- **COMPLETE THE FOLLOWING**:
[1] According to the post on exit exams below, how much in state funds did Governor Mitt Romney threaten to withhold from New Bedford?
[2] Rewrite everything in the post on exit exams from "How will withholding" down to "stay in school?", replacing "disheartened" with "discouraged".
[3] Carry the post on exit exams forward from its last sentence.

- **EXCERPT PROVIDED**:
"A child's learning is the function more of the characteristics of his classmates than those of the teacher." James Coleman, 1972

Wednesday, May 10, 2006

Rejecting the Economic Profiling of Exit Exams

I love the smell of burning bubble-in answer sheets in the morning!

A couple of battles turning in favor of humane sanity? The New York Times and the Boston Globe both have pieces on the outbreak of rationality. Here is the column from the Boston Globe by Eileen McNamara:

Public resistance, long overdue, had to begin somewhere. Why not New Bedford?

On Monday night, the New Bedford School Committee became the first in Massachusetts to abandon the pretense that high-stakes testing is a cure-all for the problems that continue to plague public education in the Commonwealth.

The city said no to a punitive state law that prohibits the awarding of high school diplomas to otherwise accomplished students who do not pass the Massachusetts Comprehensive Assessment System test. In a unanimous vote, the School Committee said students who meet all other requirements deserve a diploma, not the demeaning certificate of attendance that state law now says must be conferred on anyone who fails one or both of the English and math tests.

In a nod to the state's authority, New Bedford school officials agreed to continue issuing state-approved diplomas to those who pass the MCAS. Those who do not will receive what the committee called a general high school diploma, an acknowledgment that those students did not merely warm a chair at school but successfully completed their course work. Why not recognize that achievement?

Predictably, the emperor took umbrage at being told he had no clothes. Governor Mitt Romney threatened yesterday to withhold $103 million in state funds unless school officials in New Bedford reversed themselves. ''To say that we should graduate kids who haven't met the basic standards of reading and math is a gross mistake," Romney warned. ''It is a vote of no confidence in our kids."

How will withholding the bulk of the city's $112.3 million annual school budget advance the educational needs of those children? How will that encourage disheartened students to stay in school?

The vote by the New Bedford School Committee was an act of civil disobedience encouraged by Mayor Scott Lang to reopen the debate about using standardized test scores as a graduation requirement. It should not be the start of a fresh political war, but an invitation to talk seriously about the economic and racial disparities among those who pass and those who fail the MCAS tests.

- **SUPPLIED ENTRIES**:
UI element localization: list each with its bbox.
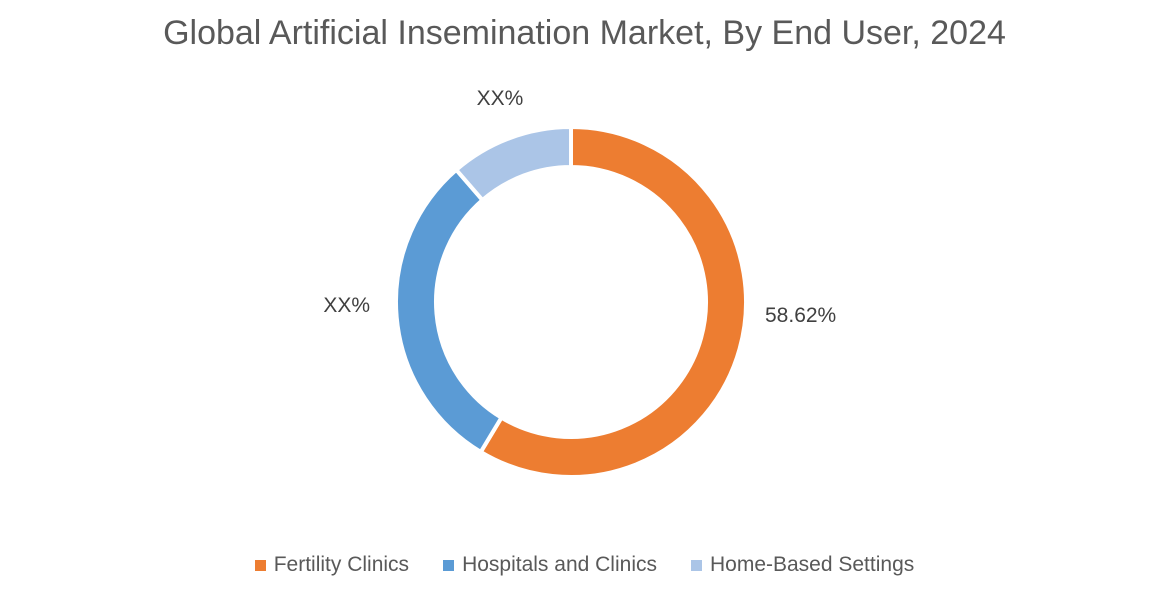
==
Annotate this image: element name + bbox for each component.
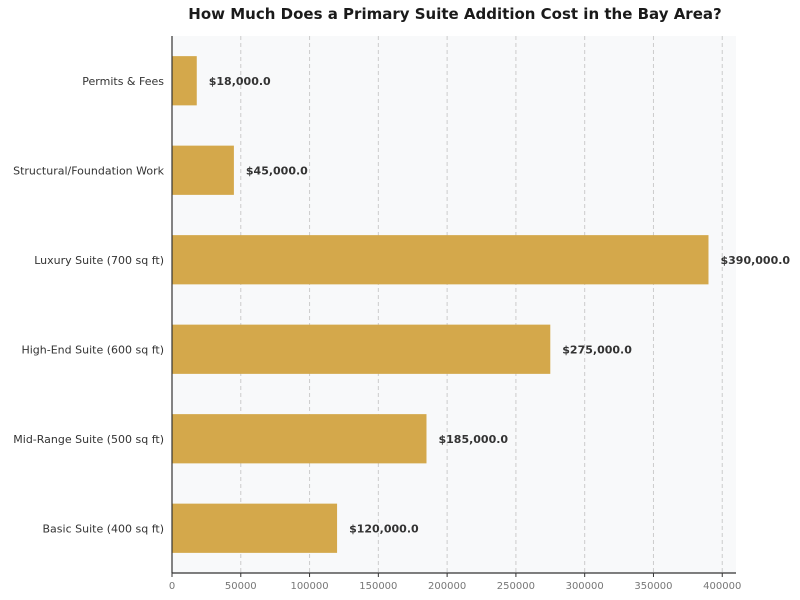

- **RESPONSES IN ORDER**:
[1] $103 million

[2]
How will withholding the bulk of the city's $112.3 million annual school budget advance the educational needs of those children? How will that encourage discouraged students to stay in school?

[3]
It has been more than a decade since the Commonwealth began its concerted effort to reform public education. Billions of dollars and a generation of students later, MCAS has not been the great equalizer. Urban schools in low-income neighborhoods still are disproportionately represented among schools with failing scores. Why? And why is the proper response to withhold high school diplomas from the very population that needs the credential most?

Even the state Board of Education, long a bastion of support for MCAS, declined last month to raise the score needed to pass, because of doubts that enough students could hit the higher mark.

All this attention on test scores exacerbates broader problems in public education, including the alarming dropout rates among teachers, as well as students. A recent study by the National Education Association reports that half of all new teachers leave the profession within five years. The reasons they cite most often? Low pay and the frustration of difficult working conditions, including the cumbersome bureaucracy and the incessant drilling required to prepare students for standardized tests.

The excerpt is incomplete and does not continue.